— What is being asked —
Report the number of lines that include "submissions", with no additional text.

— Source data —
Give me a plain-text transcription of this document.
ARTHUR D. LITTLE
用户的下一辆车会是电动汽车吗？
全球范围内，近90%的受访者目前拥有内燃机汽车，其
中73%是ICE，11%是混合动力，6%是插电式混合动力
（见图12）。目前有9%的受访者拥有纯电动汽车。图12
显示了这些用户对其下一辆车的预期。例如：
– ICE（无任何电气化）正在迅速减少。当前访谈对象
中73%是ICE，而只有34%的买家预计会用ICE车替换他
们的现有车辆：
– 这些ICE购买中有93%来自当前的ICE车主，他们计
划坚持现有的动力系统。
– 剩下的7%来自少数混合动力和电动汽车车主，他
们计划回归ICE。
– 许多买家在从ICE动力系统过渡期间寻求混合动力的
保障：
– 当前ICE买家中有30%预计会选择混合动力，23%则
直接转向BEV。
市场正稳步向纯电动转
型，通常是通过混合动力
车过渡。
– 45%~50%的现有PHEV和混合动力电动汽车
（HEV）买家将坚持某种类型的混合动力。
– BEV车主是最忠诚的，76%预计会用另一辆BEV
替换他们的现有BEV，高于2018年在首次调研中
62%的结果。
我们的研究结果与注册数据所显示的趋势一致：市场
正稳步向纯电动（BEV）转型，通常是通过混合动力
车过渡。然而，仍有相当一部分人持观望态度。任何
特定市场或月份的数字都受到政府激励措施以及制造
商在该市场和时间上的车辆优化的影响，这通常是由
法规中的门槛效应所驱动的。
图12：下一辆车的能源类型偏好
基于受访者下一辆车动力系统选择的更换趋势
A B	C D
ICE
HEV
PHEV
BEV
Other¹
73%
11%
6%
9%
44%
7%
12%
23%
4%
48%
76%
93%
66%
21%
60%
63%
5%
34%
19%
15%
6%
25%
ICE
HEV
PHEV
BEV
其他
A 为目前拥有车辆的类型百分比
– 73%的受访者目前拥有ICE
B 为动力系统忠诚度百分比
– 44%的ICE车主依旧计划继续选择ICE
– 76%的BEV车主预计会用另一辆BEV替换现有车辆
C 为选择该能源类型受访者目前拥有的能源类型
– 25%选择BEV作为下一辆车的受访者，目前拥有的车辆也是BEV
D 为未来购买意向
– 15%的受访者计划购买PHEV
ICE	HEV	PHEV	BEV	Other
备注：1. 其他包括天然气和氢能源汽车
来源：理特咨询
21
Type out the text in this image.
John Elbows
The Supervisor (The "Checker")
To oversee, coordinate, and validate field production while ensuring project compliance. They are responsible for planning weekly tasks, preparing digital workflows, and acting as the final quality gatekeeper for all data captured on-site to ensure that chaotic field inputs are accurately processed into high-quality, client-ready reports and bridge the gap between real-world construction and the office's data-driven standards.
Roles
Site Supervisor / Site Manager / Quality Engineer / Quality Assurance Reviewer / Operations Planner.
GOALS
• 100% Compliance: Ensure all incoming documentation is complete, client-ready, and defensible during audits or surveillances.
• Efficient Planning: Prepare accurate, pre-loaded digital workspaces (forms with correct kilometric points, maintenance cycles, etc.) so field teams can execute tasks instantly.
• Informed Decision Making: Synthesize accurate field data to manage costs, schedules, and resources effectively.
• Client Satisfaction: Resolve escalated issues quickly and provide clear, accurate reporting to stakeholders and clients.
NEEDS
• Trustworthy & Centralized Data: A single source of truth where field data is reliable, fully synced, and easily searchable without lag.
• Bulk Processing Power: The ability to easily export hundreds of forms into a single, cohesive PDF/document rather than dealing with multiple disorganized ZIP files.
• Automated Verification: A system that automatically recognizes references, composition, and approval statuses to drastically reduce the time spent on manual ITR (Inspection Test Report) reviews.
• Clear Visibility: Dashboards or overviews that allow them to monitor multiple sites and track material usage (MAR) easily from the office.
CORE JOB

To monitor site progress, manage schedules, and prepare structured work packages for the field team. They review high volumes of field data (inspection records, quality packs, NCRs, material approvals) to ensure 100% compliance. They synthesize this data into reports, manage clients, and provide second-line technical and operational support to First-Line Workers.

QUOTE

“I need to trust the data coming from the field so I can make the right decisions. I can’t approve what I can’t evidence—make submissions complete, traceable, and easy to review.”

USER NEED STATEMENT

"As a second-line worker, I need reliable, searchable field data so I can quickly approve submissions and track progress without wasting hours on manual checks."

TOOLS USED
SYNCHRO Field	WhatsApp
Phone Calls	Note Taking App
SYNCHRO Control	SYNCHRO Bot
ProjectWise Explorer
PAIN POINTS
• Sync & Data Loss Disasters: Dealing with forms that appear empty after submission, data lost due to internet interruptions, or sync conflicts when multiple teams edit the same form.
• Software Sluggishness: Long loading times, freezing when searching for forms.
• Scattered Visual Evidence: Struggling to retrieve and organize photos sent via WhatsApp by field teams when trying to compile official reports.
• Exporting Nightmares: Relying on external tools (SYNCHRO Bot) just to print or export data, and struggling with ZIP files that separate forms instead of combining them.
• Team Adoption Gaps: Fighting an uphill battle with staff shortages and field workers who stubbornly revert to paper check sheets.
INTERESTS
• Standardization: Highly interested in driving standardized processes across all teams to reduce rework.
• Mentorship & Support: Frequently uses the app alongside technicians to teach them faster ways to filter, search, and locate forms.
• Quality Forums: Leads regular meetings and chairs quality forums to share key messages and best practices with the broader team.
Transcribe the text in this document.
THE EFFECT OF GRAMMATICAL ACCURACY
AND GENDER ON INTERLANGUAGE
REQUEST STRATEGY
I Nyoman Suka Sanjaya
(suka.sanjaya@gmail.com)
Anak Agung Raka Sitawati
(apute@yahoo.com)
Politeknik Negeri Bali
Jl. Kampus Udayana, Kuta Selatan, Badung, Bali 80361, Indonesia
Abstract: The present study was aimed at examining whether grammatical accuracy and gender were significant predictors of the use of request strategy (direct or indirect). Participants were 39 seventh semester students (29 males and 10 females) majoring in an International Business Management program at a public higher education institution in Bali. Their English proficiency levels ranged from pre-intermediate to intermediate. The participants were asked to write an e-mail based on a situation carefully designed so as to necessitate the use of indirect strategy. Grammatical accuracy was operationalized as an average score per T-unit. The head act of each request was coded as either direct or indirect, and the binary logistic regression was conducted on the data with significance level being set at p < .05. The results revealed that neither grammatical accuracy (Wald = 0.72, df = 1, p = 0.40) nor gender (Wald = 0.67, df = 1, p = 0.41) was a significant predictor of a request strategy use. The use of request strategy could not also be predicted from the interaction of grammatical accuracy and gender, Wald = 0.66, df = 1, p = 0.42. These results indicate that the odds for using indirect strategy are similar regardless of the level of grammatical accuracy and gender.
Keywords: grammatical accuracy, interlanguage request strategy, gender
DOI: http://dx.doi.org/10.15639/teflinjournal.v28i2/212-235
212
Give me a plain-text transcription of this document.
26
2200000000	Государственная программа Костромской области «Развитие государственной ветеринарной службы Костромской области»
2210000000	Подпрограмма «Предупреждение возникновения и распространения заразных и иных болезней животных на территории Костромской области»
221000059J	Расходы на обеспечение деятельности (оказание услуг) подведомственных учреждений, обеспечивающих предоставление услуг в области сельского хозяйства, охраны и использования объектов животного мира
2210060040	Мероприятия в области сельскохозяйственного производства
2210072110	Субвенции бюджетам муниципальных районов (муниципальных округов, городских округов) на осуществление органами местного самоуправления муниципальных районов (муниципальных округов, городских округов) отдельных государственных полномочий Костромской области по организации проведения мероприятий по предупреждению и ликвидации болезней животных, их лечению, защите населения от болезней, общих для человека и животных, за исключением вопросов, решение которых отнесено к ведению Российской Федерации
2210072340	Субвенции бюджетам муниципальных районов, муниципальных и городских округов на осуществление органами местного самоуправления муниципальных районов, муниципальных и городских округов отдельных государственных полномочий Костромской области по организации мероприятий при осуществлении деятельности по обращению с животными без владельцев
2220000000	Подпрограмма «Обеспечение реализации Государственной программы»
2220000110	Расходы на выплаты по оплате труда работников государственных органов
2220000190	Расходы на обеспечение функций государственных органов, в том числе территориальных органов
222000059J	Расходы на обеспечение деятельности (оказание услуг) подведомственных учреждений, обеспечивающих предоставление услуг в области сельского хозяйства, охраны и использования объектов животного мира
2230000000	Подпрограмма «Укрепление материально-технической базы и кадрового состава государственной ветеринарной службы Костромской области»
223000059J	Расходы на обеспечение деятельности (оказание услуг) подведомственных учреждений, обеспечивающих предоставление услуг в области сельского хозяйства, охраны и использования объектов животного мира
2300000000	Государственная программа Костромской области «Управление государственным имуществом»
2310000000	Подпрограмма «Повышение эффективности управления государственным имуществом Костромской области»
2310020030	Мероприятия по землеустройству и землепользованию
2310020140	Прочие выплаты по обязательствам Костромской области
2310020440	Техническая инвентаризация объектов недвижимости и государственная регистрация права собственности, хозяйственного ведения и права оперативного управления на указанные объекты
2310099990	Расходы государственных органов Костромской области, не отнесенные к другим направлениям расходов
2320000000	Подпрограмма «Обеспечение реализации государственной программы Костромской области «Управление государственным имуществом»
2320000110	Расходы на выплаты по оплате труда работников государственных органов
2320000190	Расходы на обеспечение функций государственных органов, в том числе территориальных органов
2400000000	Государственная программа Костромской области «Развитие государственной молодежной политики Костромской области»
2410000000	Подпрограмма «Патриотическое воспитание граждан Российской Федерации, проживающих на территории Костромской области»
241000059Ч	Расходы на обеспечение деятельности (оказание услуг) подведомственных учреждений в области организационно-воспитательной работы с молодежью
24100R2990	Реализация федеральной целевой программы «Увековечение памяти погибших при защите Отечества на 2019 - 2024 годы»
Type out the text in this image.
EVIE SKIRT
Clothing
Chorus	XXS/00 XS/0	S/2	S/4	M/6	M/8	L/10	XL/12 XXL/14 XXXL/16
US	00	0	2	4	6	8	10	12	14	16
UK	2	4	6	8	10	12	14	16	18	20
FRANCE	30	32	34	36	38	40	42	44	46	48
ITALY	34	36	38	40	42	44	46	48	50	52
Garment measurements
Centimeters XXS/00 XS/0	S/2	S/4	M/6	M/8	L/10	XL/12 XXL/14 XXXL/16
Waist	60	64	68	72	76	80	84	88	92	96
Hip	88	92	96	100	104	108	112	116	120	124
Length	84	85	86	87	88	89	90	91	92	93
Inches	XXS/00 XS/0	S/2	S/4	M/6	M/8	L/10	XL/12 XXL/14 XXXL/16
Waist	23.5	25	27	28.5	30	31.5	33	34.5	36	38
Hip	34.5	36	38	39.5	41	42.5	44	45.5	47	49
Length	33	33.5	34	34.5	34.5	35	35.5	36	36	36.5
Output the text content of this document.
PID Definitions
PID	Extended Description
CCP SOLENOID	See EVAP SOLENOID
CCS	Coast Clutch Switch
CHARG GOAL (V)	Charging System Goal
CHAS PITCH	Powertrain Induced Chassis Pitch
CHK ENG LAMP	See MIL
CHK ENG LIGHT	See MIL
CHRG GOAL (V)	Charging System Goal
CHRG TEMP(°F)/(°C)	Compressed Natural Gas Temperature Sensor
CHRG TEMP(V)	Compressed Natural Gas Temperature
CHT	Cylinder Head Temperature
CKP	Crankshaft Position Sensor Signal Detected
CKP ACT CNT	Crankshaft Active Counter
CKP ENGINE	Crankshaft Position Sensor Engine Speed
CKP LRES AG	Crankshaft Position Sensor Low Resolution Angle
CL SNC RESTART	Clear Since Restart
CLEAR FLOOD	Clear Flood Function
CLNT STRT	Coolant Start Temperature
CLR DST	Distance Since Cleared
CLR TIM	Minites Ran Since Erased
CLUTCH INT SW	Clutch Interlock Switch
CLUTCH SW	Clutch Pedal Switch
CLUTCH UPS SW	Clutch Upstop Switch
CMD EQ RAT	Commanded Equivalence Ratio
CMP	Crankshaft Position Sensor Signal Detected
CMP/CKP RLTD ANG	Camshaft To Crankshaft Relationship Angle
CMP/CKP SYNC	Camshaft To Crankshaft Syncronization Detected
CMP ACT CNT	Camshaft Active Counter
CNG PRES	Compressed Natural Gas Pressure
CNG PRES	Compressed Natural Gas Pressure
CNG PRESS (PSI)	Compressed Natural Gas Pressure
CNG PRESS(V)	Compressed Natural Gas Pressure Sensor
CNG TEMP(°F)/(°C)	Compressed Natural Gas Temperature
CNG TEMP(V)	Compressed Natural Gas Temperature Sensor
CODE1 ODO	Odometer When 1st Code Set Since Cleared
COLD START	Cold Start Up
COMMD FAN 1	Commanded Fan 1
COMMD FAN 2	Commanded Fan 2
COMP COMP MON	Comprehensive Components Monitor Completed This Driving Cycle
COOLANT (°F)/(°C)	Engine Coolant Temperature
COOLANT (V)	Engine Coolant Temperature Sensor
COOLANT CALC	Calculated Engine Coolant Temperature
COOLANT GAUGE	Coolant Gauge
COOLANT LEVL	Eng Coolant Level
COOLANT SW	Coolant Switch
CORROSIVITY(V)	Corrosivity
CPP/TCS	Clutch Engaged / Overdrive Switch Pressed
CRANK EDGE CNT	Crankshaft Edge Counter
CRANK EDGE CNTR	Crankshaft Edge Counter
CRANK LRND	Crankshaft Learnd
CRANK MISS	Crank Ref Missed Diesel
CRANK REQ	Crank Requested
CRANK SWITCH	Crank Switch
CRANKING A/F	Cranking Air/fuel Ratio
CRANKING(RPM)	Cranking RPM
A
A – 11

— Result —
2